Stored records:
....

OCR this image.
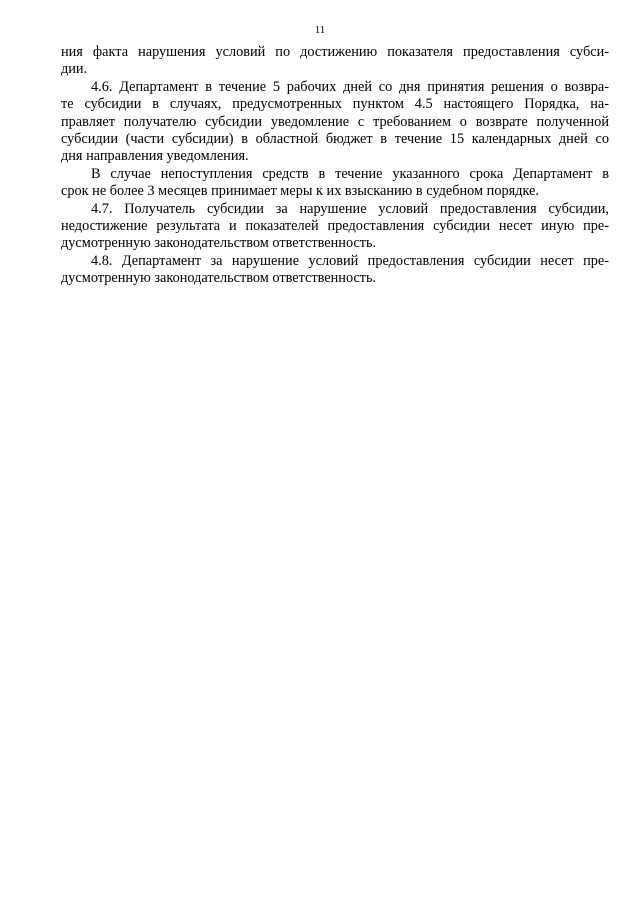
11
ния факта нарушения условий по достижению показателя предоставления субси-
дии.
4.6. Департамент в течение 5 рабочих дней со дня принятия решения о возвра-
те субсидии в случаях, предусмотренных пунктом 4.5 настоящего Порядка, на-
правляет получателю субсидии уведомление с требованием о возврате полученной
субсидии (части субсидии) в областной бюджет в течение 15 календарных дней со
дня направления уведомления.
В случае непоступления средств в течение указанного срока Департамент в
срок не более 3 месяцев принимает меры к их взысканию в судебном порядке.
4.7. Получатель субсидии за нарушение условий предоставления субсидии,
недостижение результата и показателей предоставления субсидии несет иную пре-
дусмотренную законодательством ответственность.
4.8. Департамент за нарушение условий предоставления субсидии несет пре-
дусмотренную законодательством ответственность.
· · ·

....

■ **What the task requires**: Exclude the pictures. Write out the remaining data exactly.

■ **Result of the task**:
OCR this image.
11
ния факта нарушения условий по достижению показателя предоставления субси-
дии.
4.6. Департамент в течение 5 рабочих дней со дня принятия решения о возвра-
те субсидии в случаях, предусмотренных пунктом 4.5 настоящего Порядка, на-
правляет получателю субсидии уведомление с требованием о возврате полученной
субсидии (части субсидии) в областной бюджет в течение 15 календарных дней со
дня направления уведомления.
В случае непоступления средств в течение указанного срока Департамент в
срок не более 3 месяцев принимает меры к их взысканию в судебном порядке.
4.7. Получатель субсидии за нарушение условий предоставления субсидии,
недостижение результата и показателей предоставления субсидии несет иную пре-
дусмотренную законодательством ответственность.
4.8. Департамент за нарушение условий предоставления субсидии несет пре-
дусмотренную законодательством ответственность.
· · ·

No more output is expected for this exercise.